>> begin DATA RECORDS

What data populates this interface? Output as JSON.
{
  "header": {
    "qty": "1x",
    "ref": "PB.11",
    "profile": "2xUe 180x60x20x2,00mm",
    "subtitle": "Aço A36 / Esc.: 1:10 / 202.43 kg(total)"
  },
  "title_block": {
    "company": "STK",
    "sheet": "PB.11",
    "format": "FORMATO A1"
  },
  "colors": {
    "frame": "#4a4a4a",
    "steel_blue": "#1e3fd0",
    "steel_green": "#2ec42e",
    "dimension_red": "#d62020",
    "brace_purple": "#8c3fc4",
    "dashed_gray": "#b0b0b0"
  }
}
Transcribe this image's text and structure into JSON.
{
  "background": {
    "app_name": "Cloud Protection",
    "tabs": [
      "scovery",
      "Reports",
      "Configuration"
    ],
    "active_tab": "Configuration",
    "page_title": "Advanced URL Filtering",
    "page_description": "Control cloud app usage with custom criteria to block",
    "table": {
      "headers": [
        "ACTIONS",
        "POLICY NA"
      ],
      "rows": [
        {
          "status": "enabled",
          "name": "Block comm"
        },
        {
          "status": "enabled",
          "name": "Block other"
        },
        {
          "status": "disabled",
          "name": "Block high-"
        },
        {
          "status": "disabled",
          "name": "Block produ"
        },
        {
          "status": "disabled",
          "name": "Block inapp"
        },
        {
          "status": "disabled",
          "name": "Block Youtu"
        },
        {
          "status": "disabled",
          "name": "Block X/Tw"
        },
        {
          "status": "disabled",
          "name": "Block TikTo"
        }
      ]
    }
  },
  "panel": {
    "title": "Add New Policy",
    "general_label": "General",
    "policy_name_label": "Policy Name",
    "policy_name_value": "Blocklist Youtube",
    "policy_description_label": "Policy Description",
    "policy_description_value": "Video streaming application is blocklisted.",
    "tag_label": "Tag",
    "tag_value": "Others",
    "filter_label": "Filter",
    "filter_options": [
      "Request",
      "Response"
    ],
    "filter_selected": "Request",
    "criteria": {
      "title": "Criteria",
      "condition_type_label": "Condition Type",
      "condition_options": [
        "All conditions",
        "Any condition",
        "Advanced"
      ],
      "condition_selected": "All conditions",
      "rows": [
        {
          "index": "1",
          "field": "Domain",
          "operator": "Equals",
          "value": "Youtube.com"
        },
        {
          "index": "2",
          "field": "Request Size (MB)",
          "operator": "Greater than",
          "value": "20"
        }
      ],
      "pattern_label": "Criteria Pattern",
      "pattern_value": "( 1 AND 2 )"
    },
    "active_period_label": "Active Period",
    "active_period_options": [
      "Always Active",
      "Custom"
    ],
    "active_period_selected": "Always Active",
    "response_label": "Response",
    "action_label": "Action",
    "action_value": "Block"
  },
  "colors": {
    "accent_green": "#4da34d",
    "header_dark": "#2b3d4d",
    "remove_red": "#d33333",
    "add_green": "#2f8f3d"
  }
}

>> end DATA RECORDS

● **PROBLEM**:
Output the whole listing above again, word for word.

● **RESULT FOR THIS EXERCISE**:
What data populates this interface? Output as JSON.
{
  "header": {
    "qty": "1x",
    "ref": "PB.11",
    "profile": "2xUe 180x60x20x2,00mm",
    "subtitle": "Aço A36 / Esc.: 1:10 / 202.43 kg(total)"
  },
  "title_block": {
    "company": "STK",
    "sheet": "PB.11",
    "format": "FORMATO A1"
  },
  "colors": {
    "frame": "#4a4a4a",
    "steel_blue": "#1e3fd0",
    "steel_green": "#2ec42e",
    "dimension_red": "#d62020",
    "brace_purple": "#8c3fc4",
    "dashed_gray": "#b0b0b0"
  }
}
Transcribe this image's text and structure into JSON.
{
  "background": {
    "app_name": "Cloud Protection",
    "tabs": [
      "scovery",
      "Reports",
      "Configuration"
    ],
    "active_tab": "Configuration",
    "page_title": "Advanced URL Filtering",
    "page_description": "Control cloud app usage with custom criteria to block",
    "table": {
      "headers": [
        "ACTIONS",
        "POLICY NA"
      ],
      "rows": [
        {
          "status": "enabled",
          "name": "Block comm"
        },
        {
          "status": "enabled",
          "name": "Block other"
        },
        {
          "status": "disabled",
          "name": "Block high-"
        },
        {
          "status": "disabled",
          "name": "Block produ"
        },
        {
          "status": "disabled",
          "name": "Block inapp"
        },
        {
          "status": "disabled",
          "name": "Block Youtu"
        },
        {
          "status": "disabled",
          "name": "Block X/Tw"
        },
        {
          "status": "disabled",
          "name": "Block TikTo"
        }
      ]
    }
  },
  "panel": {
    "title": "Add New Policy",
    "general_label": "General",
    "policy_name_label": "Policy Name",
    "policy_name_value": "Blocklist Youtube",
    "policy_description_label": "Policy Description",
    "policy_description_value": "Video streaming application is blocklisted.",
    "tag_label": "Tag",
    "tag_value": "Others",
    "filter_label": "Filter",
    "filter_options": [
      "Request",
      "Response"
    ],
    "filter_selected": "Request",
    "criteria": {
      "title": "Criteria",
      "condition_type_label": "Condition Type",
      "condition_options": [
        "All conditions",
        "Any condition",
        "Advanced"
      ],
      "condition_selected": "All conditions",
      "rows": [
        {
          "index": "1",
          "field": "Domain",
          "operator": "Equals",
          "value": "Youtube.com"
        },
        {
          "index": "2",
          "field": "Request Size (MB)",
          "operator": "Greater than",
          "value": "20"
        }
      ],
      "pattern_label": "Criteria Pattern",
      "pattern_value": "( 1 AND 2 )"
    },
    "active_period_label": "Active Period",
    "active_period_options": [
      "Always Active",
      "Custom"
    ],
    "active_period_selected": "Always Active",
    "response_label": "Response",
    "action_label": "Action",
    "action_value": "Block"
  },
  "colors": {
    "accent_green": "#4da34d",
    "header_dark": "#2b3d4d",
    "remove_red": "#d33333",
    "add_green": "#2f8f3d"
  }
}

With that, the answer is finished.